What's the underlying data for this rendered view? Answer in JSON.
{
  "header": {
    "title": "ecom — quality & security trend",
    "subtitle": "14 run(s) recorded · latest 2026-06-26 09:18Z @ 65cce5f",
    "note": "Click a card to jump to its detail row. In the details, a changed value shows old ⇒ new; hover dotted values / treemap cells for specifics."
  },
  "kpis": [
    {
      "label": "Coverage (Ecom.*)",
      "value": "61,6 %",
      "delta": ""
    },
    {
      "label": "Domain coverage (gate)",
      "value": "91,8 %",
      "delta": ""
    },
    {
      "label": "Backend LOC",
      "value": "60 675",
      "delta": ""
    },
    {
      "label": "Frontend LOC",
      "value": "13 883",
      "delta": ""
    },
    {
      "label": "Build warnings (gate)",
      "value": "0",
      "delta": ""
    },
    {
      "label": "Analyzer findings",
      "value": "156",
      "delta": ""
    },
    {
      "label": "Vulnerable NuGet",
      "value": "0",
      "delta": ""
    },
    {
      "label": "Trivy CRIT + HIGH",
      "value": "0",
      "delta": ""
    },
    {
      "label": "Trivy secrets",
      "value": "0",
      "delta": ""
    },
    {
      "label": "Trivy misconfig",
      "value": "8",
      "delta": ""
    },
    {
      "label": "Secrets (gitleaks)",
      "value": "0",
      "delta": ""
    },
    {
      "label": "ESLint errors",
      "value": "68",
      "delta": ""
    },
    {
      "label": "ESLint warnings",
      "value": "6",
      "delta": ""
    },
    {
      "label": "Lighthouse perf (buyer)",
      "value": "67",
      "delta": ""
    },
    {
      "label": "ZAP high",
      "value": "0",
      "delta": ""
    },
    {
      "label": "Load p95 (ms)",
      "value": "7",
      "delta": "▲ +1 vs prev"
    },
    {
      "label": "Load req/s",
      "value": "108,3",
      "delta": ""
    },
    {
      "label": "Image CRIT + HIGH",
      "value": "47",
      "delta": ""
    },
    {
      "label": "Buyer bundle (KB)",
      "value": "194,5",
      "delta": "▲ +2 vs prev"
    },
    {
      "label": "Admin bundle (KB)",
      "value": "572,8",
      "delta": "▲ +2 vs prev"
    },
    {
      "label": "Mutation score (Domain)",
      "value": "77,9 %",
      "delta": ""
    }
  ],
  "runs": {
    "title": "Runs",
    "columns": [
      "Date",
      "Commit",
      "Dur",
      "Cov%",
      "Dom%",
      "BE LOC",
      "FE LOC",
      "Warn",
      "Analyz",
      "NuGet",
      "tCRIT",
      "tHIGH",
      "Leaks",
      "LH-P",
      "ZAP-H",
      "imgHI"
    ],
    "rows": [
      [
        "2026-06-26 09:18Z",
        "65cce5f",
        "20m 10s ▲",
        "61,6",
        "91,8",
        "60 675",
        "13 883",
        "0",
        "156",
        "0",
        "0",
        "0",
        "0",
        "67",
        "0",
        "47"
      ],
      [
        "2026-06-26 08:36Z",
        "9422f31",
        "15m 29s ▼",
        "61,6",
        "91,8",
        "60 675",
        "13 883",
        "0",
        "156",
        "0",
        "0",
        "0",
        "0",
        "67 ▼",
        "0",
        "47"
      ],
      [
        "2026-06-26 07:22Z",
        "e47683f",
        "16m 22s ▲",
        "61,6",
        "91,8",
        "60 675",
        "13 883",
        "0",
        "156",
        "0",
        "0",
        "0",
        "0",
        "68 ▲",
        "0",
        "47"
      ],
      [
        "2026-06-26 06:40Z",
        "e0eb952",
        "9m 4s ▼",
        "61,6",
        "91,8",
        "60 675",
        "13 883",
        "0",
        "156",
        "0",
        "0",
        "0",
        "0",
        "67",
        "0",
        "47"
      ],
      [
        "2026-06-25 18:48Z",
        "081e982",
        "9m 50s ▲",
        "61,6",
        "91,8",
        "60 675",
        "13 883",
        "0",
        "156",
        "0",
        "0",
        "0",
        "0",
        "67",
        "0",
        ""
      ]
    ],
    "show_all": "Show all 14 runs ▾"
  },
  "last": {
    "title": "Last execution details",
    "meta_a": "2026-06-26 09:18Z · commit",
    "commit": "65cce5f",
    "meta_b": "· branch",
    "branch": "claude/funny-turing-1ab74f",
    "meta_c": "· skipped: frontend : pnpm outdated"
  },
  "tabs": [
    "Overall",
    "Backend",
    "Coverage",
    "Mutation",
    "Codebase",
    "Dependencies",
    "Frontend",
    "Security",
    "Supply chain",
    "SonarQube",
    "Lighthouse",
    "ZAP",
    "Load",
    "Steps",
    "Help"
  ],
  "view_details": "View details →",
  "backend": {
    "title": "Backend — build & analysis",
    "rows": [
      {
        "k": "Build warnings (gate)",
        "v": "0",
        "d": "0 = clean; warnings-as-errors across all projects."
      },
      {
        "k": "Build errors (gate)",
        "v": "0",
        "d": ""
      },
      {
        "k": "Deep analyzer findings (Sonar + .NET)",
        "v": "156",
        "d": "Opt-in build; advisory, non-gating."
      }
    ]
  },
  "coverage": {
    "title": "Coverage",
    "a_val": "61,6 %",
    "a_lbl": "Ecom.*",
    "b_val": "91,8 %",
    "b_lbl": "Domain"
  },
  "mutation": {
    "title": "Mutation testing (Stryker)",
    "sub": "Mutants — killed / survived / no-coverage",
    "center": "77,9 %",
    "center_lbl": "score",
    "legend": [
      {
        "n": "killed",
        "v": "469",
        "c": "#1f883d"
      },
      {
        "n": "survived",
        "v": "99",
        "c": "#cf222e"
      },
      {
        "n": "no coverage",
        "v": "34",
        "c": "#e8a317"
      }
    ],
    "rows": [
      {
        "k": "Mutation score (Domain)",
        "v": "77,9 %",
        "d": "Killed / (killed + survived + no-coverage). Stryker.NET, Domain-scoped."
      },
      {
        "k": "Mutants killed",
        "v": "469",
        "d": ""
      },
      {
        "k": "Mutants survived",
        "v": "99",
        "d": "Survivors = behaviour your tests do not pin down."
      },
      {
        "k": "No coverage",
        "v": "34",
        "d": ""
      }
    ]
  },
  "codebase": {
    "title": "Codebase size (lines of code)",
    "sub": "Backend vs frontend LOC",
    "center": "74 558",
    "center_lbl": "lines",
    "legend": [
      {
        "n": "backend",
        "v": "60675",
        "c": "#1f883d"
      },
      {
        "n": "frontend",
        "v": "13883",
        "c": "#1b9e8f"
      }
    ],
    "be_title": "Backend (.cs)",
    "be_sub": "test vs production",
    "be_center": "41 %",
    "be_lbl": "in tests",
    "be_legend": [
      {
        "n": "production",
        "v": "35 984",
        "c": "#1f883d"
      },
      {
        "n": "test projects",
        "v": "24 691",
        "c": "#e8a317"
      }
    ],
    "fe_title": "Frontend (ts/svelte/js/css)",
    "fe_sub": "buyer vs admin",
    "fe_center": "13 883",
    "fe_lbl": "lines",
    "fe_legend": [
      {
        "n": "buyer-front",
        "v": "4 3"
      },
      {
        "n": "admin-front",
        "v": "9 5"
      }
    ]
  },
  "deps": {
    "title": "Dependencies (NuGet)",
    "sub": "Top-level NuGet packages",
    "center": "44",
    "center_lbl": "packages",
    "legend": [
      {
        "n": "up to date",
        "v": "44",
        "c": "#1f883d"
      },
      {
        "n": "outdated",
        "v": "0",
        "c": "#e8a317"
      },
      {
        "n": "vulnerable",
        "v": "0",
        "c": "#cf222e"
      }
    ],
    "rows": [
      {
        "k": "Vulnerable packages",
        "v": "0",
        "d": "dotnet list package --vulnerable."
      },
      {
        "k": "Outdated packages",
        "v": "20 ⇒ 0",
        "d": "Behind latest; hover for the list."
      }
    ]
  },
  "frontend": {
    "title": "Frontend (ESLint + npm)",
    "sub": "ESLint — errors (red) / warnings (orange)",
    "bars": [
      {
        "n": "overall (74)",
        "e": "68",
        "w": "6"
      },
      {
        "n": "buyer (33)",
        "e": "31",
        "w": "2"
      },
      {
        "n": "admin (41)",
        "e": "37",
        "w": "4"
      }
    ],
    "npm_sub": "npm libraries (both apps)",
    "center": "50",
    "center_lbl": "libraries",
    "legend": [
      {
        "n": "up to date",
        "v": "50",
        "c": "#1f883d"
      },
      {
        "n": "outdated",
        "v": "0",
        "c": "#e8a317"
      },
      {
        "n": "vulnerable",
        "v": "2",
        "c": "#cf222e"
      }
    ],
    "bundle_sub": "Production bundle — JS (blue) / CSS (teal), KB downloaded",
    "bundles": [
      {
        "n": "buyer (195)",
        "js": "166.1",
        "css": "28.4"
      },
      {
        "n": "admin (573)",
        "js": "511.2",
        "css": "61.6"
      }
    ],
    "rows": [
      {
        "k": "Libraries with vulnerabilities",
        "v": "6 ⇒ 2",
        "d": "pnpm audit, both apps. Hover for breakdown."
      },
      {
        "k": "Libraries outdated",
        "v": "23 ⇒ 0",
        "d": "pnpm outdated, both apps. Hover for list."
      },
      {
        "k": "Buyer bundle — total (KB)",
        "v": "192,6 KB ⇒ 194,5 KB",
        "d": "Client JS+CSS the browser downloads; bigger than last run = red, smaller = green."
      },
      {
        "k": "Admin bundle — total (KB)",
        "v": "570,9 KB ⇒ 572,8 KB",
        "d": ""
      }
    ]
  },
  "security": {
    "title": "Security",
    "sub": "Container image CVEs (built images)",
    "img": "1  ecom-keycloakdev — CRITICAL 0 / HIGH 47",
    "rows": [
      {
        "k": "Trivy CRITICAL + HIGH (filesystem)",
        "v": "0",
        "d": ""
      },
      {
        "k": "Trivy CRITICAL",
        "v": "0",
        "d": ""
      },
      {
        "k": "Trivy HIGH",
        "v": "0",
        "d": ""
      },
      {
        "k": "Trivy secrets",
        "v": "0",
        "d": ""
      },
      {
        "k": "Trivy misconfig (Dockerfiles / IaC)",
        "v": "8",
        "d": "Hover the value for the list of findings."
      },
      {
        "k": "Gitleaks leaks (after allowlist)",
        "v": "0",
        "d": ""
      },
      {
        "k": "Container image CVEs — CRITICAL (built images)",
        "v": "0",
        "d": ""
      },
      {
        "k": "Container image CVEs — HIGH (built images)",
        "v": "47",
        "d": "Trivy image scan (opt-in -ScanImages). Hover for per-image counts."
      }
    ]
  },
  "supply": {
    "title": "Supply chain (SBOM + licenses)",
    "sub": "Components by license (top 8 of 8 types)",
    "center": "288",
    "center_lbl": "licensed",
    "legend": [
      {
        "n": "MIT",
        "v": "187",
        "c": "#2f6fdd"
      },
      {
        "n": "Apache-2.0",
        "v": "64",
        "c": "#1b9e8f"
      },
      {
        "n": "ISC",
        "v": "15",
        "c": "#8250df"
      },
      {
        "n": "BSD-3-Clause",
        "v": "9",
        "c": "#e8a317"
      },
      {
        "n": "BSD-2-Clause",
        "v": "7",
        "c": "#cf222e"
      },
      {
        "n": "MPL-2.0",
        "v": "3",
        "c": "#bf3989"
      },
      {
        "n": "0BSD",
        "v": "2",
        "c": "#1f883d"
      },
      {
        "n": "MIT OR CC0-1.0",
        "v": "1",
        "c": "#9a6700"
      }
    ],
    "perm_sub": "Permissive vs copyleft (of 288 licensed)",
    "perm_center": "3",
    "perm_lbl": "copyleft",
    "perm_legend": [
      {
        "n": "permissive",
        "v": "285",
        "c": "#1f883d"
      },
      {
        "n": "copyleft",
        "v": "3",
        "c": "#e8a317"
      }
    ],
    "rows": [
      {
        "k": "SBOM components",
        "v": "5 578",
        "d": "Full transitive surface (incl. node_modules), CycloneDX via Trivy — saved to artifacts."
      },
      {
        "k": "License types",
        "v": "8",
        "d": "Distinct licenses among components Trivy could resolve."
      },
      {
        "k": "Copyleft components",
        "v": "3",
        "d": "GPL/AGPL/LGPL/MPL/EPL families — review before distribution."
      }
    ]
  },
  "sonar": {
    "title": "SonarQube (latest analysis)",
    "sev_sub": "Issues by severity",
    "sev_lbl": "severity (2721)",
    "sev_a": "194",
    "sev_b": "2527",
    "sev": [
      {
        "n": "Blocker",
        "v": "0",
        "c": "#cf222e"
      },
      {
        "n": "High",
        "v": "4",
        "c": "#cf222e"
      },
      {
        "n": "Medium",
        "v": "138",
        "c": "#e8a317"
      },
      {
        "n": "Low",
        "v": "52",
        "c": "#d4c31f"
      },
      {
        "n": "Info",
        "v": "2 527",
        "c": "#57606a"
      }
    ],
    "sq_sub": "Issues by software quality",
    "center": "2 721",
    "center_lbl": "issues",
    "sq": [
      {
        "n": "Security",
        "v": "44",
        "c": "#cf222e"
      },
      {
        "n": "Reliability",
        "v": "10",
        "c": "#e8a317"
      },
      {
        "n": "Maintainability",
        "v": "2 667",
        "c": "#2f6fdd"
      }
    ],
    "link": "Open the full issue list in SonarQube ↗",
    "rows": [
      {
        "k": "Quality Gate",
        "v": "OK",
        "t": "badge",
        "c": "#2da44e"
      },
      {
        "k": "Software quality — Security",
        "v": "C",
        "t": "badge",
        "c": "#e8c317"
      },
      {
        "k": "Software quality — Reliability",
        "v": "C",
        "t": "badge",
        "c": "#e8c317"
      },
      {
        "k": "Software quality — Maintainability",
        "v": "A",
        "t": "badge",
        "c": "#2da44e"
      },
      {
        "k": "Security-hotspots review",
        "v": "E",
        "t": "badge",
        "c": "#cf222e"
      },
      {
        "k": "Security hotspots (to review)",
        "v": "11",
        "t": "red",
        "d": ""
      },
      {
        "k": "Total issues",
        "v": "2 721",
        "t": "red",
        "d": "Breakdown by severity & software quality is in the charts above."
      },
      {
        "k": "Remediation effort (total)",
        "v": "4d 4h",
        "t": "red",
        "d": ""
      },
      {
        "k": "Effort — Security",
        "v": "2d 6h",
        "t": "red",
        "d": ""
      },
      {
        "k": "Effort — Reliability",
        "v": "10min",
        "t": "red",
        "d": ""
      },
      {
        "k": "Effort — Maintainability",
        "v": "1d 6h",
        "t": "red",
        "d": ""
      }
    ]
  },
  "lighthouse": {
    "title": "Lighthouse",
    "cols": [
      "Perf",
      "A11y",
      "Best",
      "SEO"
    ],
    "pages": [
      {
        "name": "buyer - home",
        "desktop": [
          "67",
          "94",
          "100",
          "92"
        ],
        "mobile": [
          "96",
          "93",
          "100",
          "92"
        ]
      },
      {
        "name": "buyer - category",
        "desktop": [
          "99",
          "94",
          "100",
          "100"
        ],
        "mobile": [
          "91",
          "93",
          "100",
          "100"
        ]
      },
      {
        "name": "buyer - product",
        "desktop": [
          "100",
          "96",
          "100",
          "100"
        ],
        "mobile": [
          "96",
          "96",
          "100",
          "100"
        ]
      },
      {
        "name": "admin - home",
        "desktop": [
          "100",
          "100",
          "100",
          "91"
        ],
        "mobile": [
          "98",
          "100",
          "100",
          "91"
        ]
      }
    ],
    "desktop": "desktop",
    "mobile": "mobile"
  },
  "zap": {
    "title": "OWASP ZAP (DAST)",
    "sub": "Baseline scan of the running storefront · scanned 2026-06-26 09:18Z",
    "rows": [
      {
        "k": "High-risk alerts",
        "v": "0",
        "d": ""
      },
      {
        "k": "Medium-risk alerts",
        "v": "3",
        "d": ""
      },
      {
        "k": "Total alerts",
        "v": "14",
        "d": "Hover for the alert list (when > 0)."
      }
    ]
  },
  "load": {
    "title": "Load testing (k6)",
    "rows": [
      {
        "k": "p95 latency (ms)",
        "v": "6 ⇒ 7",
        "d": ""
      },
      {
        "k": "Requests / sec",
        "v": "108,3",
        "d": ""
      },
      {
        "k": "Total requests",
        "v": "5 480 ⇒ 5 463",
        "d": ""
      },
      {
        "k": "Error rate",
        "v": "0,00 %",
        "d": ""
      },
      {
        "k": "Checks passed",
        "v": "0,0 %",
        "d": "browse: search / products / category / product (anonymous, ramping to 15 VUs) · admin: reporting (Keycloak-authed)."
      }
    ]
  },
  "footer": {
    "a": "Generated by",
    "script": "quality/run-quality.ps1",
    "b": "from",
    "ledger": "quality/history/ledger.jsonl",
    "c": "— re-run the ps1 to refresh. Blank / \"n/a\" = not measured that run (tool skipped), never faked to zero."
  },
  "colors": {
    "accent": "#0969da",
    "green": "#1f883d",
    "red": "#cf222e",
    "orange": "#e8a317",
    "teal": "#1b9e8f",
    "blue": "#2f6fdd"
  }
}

========================

(Prompt): Lines of the listing that contain the word "licenses" are to be counted; report only their number.

(Task solution): 2